■ Task description
Return each line of the listing below that contains the string "tick".

::::::

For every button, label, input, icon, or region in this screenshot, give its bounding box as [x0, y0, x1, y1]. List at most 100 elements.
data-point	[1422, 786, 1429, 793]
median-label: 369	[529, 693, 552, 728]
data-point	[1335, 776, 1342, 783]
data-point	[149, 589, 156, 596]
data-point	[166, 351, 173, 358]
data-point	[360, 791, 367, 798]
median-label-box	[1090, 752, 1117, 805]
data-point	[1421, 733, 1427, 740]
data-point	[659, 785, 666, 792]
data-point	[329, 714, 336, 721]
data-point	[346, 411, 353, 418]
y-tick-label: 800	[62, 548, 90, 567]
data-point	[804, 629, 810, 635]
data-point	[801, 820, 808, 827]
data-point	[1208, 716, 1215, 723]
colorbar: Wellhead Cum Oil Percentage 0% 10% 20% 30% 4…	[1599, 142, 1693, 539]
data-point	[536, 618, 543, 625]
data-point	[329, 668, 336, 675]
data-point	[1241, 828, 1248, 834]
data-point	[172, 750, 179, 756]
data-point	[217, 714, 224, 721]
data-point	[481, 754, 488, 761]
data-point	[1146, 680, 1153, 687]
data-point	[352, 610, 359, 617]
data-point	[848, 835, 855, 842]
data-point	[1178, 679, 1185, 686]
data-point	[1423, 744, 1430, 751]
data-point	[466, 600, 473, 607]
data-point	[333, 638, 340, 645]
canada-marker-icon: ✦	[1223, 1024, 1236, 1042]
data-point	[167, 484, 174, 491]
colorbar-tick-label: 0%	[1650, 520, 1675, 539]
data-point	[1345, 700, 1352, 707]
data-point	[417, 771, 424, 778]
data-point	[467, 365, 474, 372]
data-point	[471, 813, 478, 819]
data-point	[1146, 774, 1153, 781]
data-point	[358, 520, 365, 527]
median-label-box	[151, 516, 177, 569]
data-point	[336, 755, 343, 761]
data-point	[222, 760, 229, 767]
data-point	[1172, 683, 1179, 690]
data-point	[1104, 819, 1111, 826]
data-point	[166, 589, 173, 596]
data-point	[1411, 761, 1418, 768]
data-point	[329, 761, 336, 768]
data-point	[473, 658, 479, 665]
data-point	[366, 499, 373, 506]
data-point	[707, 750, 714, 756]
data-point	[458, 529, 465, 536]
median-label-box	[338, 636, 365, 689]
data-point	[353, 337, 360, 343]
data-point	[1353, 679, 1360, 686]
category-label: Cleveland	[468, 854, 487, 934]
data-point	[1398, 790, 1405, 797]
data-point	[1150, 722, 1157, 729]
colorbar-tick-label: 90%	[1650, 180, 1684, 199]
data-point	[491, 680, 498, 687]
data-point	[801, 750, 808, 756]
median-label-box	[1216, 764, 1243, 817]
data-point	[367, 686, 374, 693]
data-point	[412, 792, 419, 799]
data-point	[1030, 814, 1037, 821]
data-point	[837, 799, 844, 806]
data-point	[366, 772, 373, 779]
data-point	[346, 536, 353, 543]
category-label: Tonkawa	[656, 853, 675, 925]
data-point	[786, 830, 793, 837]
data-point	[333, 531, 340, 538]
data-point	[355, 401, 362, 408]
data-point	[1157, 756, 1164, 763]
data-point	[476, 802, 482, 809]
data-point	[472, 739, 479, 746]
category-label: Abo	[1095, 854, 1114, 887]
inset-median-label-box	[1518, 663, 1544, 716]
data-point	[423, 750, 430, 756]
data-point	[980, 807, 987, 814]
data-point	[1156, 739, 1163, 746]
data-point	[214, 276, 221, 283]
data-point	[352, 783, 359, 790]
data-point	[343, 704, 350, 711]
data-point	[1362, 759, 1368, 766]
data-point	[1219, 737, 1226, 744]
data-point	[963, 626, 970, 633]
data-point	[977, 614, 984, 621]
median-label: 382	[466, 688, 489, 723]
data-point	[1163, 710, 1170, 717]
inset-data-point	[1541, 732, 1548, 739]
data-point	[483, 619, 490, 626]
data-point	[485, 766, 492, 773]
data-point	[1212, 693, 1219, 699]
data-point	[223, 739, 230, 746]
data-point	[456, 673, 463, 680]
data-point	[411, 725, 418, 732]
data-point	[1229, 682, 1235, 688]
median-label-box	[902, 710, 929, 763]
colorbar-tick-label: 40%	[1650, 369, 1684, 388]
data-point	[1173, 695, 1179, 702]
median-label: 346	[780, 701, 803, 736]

::::::

■ Reply to the task
y-tick-label: 800	[62, 548, 90, 567]
colorbar-tick-label: 0%	[1650, 520, 1675, 539]
colorbar-tick-label: 90%	[1650, 180, 1684, 199]
colorbar-tick-label: 40%	[1650, 369, 1684, 388]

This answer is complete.